* **Input material**

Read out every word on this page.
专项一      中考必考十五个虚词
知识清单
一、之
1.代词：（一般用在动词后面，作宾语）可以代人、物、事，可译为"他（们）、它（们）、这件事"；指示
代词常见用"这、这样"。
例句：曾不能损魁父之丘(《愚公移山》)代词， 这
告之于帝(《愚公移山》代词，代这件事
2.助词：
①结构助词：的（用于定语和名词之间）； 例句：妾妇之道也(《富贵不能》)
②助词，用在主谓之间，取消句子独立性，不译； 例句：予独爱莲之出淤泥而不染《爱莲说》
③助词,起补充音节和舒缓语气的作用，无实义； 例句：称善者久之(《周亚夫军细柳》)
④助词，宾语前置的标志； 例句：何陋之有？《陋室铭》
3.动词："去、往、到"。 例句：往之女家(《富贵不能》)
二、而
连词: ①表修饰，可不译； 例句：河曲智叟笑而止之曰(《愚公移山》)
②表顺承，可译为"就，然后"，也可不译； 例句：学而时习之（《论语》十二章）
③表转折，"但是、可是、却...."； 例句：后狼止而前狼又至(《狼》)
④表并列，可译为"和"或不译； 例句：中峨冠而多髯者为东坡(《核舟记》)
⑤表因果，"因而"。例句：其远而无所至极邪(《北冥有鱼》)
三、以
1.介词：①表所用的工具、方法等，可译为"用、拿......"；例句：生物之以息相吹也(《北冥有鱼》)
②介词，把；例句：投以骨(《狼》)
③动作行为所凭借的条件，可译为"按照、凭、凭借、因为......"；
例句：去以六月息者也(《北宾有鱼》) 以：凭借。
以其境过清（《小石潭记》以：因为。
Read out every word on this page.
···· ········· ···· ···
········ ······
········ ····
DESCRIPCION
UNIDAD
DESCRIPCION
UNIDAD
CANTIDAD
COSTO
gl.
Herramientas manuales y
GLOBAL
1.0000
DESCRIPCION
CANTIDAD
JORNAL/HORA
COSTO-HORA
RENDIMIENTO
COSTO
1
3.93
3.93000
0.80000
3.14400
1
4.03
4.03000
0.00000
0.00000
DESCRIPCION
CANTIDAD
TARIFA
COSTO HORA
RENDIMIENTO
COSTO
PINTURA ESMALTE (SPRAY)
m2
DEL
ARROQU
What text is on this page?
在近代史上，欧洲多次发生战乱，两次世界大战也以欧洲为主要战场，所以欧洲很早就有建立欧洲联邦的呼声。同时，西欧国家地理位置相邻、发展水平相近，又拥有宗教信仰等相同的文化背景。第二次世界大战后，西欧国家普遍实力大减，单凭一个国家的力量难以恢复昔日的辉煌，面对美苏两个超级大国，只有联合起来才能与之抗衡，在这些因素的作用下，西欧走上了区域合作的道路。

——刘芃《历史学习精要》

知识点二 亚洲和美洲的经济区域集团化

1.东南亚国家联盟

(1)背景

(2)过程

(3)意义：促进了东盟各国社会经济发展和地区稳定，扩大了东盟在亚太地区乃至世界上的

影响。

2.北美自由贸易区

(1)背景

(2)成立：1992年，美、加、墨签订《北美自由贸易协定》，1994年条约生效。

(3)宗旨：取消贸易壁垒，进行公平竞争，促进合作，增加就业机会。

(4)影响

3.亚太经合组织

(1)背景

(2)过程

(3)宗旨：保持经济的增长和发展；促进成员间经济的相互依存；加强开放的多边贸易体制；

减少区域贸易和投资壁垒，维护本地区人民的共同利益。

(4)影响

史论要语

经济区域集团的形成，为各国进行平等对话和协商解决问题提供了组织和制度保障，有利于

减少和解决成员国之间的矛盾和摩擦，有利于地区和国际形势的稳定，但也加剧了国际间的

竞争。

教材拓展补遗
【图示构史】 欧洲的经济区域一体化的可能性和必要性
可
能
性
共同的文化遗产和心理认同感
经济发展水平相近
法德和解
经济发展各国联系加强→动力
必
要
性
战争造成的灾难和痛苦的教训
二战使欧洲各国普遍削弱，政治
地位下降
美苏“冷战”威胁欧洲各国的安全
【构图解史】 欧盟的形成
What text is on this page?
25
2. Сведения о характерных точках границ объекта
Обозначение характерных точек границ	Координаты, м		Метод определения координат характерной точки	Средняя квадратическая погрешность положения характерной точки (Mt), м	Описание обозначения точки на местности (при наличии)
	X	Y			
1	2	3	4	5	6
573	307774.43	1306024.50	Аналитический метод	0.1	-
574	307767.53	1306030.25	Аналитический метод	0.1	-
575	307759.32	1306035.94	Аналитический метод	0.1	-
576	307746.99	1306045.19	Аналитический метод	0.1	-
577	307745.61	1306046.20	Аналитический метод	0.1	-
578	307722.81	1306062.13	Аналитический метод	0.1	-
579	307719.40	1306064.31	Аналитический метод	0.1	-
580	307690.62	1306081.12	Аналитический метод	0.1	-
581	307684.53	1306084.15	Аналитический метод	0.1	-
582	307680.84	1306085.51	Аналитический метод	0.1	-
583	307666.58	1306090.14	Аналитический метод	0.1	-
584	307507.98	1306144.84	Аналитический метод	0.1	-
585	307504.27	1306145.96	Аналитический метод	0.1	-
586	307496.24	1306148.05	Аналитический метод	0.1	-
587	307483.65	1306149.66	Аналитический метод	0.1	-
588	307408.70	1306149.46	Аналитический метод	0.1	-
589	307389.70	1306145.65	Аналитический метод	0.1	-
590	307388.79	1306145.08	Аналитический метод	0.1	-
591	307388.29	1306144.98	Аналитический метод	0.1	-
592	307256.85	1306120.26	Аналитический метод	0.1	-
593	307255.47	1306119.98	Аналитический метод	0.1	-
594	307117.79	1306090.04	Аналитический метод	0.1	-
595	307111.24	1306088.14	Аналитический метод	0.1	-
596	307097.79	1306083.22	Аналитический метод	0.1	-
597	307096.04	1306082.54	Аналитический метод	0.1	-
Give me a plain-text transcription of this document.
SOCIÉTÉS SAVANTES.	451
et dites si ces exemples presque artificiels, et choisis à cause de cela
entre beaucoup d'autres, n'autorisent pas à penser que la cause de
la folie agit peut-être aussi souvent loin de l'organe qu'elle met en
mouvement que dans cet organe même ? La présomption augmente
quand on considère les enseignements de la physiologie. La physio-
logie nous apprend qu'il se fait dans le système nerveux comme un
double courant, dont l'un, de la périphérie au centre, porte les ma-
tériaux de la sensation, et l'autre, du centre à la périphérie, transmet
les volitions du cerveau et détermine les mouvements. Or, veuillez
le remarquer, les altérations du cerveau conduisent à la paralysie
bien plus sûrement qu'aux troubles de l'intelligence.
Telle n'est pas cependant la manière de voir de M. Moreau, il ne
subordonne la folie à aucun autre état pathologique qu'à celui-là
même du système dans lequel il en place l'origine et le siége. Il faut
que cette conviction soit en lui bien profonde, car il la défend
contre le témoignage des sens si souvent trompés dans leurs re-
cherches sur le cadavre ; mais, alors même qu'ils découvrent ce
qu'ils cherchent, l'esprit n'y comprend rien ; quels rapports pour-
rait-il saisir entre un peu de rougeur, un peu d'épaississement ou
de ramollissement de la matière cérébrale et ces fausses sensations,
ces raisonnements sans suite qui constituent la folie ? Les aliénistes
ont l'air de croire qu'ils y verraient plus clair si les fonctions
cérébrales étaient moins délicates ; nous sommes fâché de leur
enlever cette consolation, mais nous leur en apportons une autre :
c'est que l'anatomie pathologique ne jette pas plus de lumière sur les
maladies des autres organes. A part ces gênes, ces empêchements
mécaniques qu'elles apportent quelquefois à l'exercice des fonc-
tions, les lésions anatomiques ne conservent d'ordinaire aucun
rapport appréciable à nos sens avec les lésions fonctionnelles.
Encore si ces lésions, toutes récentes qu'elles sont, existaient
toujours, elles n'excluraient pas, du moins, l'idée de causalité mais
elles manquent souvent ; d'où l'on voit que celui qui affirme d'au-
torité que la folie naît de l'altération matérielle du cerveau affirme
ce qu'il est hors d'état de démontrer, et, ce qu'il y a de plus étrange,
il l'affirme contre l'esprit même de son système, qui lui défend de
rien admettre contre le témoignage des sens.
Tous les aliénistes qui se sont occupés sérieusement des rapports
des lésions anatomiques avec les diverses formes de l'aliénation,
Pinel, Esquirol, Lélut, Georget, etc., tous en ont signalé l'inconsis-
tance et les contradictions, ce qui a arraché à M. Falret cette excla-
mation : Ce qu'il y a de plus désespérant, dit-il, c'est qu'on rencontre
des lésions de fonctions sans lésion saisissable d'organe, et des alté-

* **Required task**
List all lines in the material containing the string "autres".

* **The answer**
entre beaucoup d'autres, n'autorisent pas à penser que la cause de
maladies des autres organes. A part ces gênes, ces empêchements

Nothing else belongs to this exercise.